• _Given exercise_:
Repeat every record below exactly as written.

• _Working data_:
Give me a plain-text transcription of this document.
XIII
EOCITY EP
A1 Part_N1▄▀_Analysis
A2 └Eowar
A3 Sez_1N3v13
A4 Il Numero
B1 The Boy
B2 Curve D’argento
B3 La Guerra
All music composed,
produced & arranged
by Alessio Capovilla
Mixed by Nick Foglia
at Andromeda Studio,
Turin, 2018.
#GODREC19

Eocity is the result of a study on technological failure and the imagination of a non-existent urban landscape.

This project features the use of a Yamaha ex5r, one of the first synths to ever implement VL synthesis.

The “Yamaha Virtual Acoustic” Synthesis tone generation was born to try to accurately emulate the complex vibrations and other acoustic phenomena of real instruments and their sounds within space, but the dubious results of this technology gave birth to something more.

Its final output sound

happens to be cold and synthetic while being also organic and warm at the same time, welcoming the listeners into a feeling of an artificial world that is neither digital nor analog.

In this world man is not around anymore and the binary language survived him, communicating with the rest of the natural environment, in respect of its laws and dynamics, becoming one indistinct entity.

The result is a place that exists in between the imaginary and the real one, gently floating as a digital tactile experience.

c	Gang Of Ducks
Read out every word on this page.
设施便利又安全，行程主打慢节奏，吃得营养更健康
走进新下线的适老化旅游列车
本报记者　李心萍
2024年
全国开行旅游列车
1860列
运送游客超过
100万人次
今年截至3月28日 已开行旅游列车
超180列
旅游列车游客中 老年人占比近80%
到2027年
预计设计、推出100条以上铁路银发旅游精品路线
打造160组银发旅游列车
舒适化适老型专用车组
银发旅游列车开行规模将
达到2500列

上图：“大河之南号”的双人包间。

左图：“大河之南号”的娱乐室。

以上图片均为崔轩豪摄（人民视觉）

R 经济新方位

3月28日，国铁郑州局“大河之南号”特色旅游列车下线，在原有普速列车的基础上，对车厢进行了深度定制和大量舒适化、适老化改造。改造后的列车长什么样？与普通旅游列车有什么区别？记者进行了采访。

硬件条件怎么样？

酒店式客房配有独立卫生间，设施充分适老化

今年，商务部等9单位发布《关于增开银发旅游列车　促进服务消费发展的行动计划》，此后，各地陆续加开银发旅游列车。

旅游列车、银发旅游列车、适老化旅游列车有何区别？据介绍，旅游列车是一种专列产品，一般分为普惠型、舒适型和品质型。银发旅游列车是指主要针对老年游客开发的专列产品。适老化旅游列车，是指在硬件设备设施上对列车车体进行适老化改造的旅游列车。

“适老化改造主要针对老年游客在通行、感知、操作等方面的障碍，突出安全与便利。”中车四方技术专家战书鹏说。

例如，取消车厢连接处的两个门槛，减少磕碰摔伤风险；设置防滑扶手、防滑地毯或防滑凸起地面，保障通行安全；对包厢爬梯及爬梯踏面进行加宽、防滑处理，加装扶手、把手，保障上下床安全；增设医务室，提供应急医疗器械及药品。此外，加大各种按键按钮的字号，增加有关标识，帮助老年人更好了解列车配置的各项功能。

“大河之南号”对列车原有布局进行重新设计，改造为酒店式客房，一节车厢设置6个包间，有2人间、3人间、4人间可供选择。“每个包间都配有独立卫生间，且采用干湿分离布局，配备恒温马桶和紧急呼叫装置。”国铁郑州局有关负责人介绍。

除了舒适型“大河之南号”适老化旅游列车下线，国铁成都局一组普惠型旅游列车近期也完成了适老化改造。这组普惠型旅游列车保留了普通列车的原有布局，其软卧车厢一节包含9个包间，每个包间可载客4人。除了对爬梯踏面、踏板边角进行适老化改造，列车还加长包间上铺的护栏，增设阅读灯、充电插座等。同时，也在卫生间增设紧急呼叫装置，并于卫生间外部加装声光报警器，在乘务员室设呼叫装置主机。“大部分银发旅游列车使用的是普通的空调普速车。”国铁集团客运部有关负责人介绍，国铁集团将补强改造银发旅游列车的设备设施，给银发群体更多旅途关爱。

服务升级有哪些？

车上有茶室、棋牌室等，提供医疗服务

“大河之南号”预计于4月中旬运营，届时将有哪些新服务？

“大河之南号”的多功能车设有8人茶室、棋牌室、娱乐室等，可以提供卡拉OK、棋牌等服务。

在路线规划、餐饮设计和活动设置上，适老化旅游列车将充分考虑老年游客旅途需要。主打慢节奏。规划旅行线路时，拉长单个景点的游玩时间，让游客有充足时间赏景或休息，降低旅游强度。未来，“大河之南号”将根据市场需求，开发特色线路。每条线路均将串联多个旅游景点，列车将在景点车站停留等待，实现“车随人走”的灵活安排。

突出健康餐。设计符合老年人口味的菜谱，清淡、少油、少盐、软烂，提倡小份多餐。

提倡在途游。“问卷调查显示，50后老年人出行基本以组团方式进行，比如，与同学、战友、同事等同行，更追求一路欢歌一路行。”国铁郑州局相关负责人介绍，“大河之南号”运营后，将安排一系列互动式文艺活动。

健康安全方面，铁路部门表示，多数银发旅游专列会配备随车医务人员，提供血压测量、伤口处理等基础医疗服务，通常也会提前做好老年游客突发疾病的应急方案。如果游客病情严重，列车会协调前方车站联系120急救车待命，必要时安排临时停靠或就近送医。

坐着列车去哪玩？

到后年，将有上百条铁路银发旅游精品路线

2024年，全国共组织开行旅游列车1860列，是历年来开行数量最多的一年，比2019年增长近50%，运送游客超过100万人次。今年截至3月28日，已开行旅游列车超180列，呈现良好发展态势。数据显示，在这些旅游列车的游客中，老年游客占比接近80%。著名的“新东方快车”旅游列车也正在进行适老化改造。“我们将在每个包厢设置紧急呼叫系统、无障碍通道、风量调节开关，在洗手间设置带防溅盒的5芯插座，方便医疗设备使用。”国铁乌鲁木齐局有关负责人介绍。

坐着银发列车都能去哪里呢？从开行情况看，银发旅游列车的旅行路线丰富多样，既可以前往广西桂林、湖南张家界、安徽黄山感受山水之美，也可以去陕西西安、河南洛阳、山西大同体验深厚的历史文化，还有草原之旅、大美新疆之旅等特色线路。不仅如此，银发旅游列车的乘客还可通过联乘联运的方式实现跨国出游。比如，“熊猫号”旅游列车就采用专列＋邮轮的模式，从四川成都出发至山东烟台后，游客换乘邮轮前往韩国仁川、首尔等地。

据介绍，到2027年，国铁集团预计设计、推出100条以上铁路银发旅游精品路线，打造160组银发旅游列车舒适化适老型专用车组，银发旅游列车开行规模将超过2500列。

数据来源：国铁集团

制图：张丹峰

• _Full solution_:
Give me a plain-text transcription of this document.
XIII
EOCITY EP
A1 Part_N1▄▀_Analysis
A2 └Eowar
A3 Sez_1N3v13
A4 Il Numero
B1 The Boy
B2 Curve D’argento
B3 La Guerra
All music composed,
produced & arranged
by Alessio Capovilla
Mixed by Nick Foglia
at Andromeda Studio,
Turin, 2018.
#GODREC19

Eocity is the result of a study on technological failure and the imagination of a non-existent urban landscape.

This project features the use of a Yamaha ex5r, one of the first synths to ever implement VL synthesis.

The “Yamaha Virtual Acoustic” Synthesis tone generation was born to try to accurately emulate the complex vibrations and other acoustic phenomena of real instruments and their sounds within space, but the dubious results of this technology gave birth to something more.

Its final output sound

happens to be cold and synthetic while being also organic and warm at the same time, welcoming the listeners into a feeling of an artificial world that is neither digital nor analog.

In this world man is not around anymore and the binary language survived him, communicating with the rest of the natural environment, in respect of its laws and dynamics, becoming one indistinct entity.

The result is a place that exists in between the imaginary and the real one, gently floating as a digital tactile experience.

c	Gang Of Ducks
Read out every word on this page.
设施便利又安全，行程主打慢节奏，吃得营养更健康
走进新下线的适老化旅游列车
本报记者　李心萍
2024年
全国开行旅游列车
1860列
运送游客超过
100万人次
今年截至3月28日 已开行旅游列车
超180列
旅游列车游客中 老年人占比近80%
到2027年
预计设计、推出100条以上铁路银发旅游精品路线
打造160组银发旅游列车
舒适化适老型专用车组
银发旅游列车开行规模将
达到2500列

上图：“大河之南号”的双人包间。

左图：“大河之南号”的娱乐室。

以上图片均为崔轩豪摄（人民视觉）

R 经济新方位

3月28日，国铁郑州局“大河之南号”特色旅游列车下线，在原有普速列车的基础上，对车厢进行了深度定制和大量舒适化、适老化改造。改造后的列车长什么样？与普通旅游列车有什么区别？记者进行了采访。

硬件条件怎么样？

酒店式客房配有独立卫生间，设施充分适老化

今年，商务部等9单位发布《关于增开银发旅游列车　促进服务消费发展的行动计划》，此后，各地陆续加开银发旅游列车。

旅游列车、银发旅游列车、适老化旅游列车有何区别？据介绍，旅游列车是一种专列产品，一般分为普惠型、舒适型和品质型。银发旅游列车是指主要针对老年游客开发的专列产品。适老化旅游列车，是指在硬件设备设施上对列车车体进行适老化改造的旅游列车。

“适老化改造主要针对老年游客在通行、感知、操作等方面的障碍，突出安全与便利。”中车四方技术专家战书鹏说。

例如，取消车厢连接处的两个门槛，减少磕碰摔伤风险；设置防滑扶手、防滑地毯或防滑凸起地面，保障通行安全；对包厢爬梯及爬梯踏面进行加宽、防滑处理，加装扶手、把手，保障上下床安全；增设医务室，提供应急医疗器械及药品。此外，加大各种按键按钮的字号，增加有关标识，帮助老年人更好了解列车配置的各项功能。

“大河之南号”对列车原有布局进行重新设计，改造为酒店式客房，一节车厢设置6个包间，有2人间、3人间、4人间可供选择。“每个包间都配有独立卫生间，且采用干湿分离布局，配备恒温马桶和紧急呼叫装置。”国铁郑州局有关负责人介绍。

除了舒适型“大河之南号”适老化旅游列车下线，国铁成都局一组普惠型旅游列车近期也完成了适老化改造。这组普惠型旅游列车保留了普通列车的原有布局，其软卧车厢一节包含9个包间，每个包间可载客4人。除了对爬梯踏面、踏板边角进行适老化改造，列车还加长包间上铺的护栏，增设阅读灯、充电插座等。同时，也在卫生间增设紧急呼叫装置，并于卫生间外部加装声光报警器，在乘务员室设呼叫装置主机。“大部分银发旅游列车使用的是普通的空调普速车。”国铁集团客运部有关负责人介绍，国铁集团将补强改造银发旅游列车的设备设施，给银发群体更多旅途关爱。

服务升级有哪些？

车上有茶室、棋牌室等，提供医疗服务

“大河之南号”预计于4月中旬运营，届时将有哪些新服务？

“大河之南号”的多功能车设有8人茶室、棋牌室、娱乐室等，可以提供卡拉OK、棋牌等服务。

在路线规划、餐饮设计和活动设置上，适老化旅游列车将充分考虑老年游客旅途需要。主打慢节奏。规划旅行线路时，拉长单个景点的游玩时间，让游客有充足时间赏景或休息，降低旅游强度。未来，“大河之南号”将根据市场需求，开发特色线路。每条线路均将串联多个旅游景点，列车将在景点车站停留等待，实现“车随人走”的灵活安排。

突出健康餐。设计符合老年人口味的菜谱，清淡、少油、少盐、软烂，提倡小份多餐。

提倡在途游。“问卷调查显示，50后老年人出行基本以组团方式进行，比如，与同学、战友、同事等同行，更追求一路欢歌一路行。”国铁郑州局相关负责人介绍，“大河之南号”运营后，将安排一系列互动式文艺活动。

健康安全方面，铁路部门表示，多数银发旅游专列会配备随车医务人员，提供血压测量、伤口处理等基础医疗服务，通常也会提前做好老年游客突发疾病的应急方案。如果游客病情严重，列车会协调前方车站联系120急救车待命，必要时安排临时停靠或就近送医。

坐着列车去哪玩？

到后年，将有上百条铁路银发旅游精品路线

2024年，全国共组织开行旅游列车1860列，是历年来开行数量最多的一年，比2019年增长近50%，运送游客超过100万人次。今年截至3月28日，已开行旅游列车超180列，呈现良好发展态势。数据显示，在这些旅游列车的游客中，老年游客占比接近80%。著名的“新东方快车”旅游列车也正在进行适老化改造。“我们将在每个包厢设置紧急呼叫系统、无障碍通道、风量调节开关，在洗手间设置带防溅盒的5芯插座，方便医疗设备使用。”国铁乌鲁木齐局有关负责人介绍。

坐着银发列车都能去哪里呢？从开行情况看，银发旅游列车的旅行路线丰富多样，既可以前往广西桂林、湖南张家界、安徽黄山感受山水之美，也可以去陕西西安、河南洛阳、山西大同体验深厚的历史文化，还有草原之旅、大美新疆之旅等特色线路。不仅如此，银发旅游列车的乘客还可通过联乘联运的方式实现跨国出游。比如，“熊猫号”旅游列车就采用专列＋邮轮的模式，从四川成都出发至山东烟台后，游客换乘邮轮前往韩国仁川、首尔等地。

据介绍，到2027年，国铁集团预计设计、推出100条以上铁路银发旅游精品路线，打造160组银发旅游列车舒适化适老型专用车组，银发旅游列车开行规模将超过2500列。

数据来源：国铁集团

制图：张丹峰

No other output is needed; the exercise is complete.